Type out all the records word for word. Any pictures are to be left out.

[Collected data entries]
★ ★ ★
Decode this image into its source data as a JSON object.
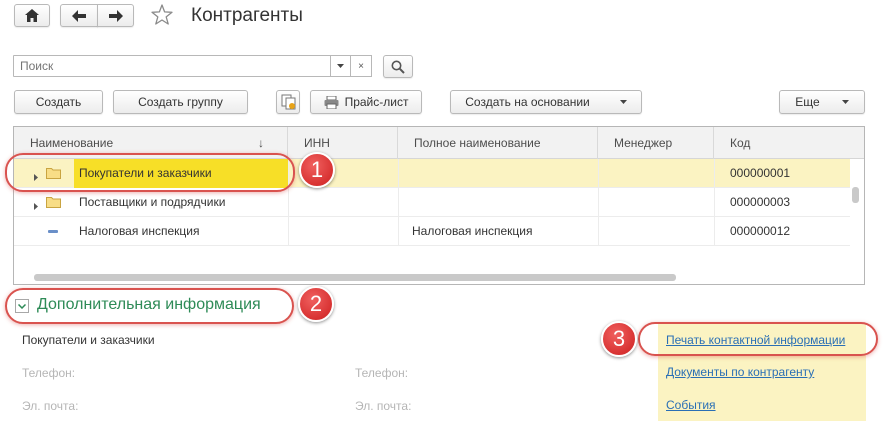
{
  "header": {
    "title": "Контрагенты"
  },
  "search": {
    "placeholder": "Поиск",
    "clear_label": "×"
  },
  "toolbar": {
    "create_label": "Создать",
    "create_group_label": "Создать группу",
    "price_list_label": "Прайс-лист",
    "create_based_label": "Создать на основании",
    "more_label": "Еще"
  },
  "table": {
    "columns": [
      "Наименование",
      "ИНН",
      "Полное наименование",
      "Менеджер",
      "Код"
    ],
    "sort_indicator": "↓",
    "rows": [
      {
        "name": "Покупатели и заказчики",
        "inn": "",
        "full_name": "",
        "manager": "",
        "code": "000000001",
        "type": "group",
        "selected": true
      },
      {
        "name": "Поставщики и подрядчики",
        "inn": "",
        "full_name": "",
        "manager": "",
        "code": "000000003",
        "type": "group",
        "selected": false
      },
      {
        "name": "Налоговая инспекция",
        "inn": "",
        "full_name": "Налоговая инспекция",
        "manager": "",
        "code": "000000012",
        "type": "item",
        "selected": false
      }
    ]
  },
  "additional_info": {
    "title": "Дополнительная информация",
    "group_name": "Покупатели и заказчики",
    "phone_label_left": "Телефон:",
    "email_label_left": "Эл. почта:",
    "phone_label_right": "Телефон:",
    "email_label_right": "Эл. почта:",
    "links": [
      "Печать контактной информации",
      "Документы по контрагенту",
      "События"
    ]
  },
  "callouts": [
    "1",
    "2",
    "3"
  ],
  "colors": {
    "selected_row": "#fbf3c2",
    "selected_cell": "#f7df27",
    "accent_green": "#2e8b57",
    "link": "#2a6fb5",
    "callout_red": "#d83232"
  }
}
★ ★ ★
* **SOLVED EXERCISE**:
Decode this image into its source data as a JSON object.
{
  "header": {
    "title": "Контрагенты"
  },
  "search": {
    "placeholder": "Поиск",
    "clear_label": "×"
  },
  "toolbar": {
    "create_label": "Создать",
    "create_group_label": "Создать группу",
    "price_list_label": "Прайс-лист",
    "create_based_label": "Создать на основании",
    "more_label": "Еще"
  },
  "table": {
    "columns": [
      "Наименование",
      "ИНН",
      "Полное наименование",
      "Менеджер",
      "Код"
    ],
    "sort_indicator": "↓",
    "rows": [
      {
        "name": "Покупатели и заказчики",
        "inn": "",
        "full_name": "",
        "manager": "",
        "code": "000000001",
        "type": "group",
        "selected": true
      },
      {
        "name": "Поставщики и подрядчики",
        "inn": "",
        "full_name": "",
        "manager": "",
        "code": "000000003",
        "type": "group",
        "selected": false
      },
      {
        "name": "Налоговая инспекция",
        "inn": "",
        "full_name": "Налоговая инспекция",
        "manager": "",
        "code": "000000012",
        "type": "item",
        "selected": false
      }
    ]
  },
  "additional_info": {
    "title": "Дополнительная информация",
    "group_name": "Покупатели и заказчики",
    "phone_label_left": "Телефон:",
    "email_label_left": "Эл. почта:",
    "phone_label_right": "Телефон:",
    "email_label_right": "Эл. почта:",
    "links": [
      "Печать контактной информации",
      "Документы по контрагенту",
      "События"
    ]
  },
  "callouts": [
    "1",
    "2",
    "3"
  ],
  "colors": {
    "selected_row": "#fbf3c2",
    "selected_cell": "#f7df27",
    "accent_green": "#2e8b57",
    "link": "#2a6fb5",
    "callout_red": "#d83232"
  }
}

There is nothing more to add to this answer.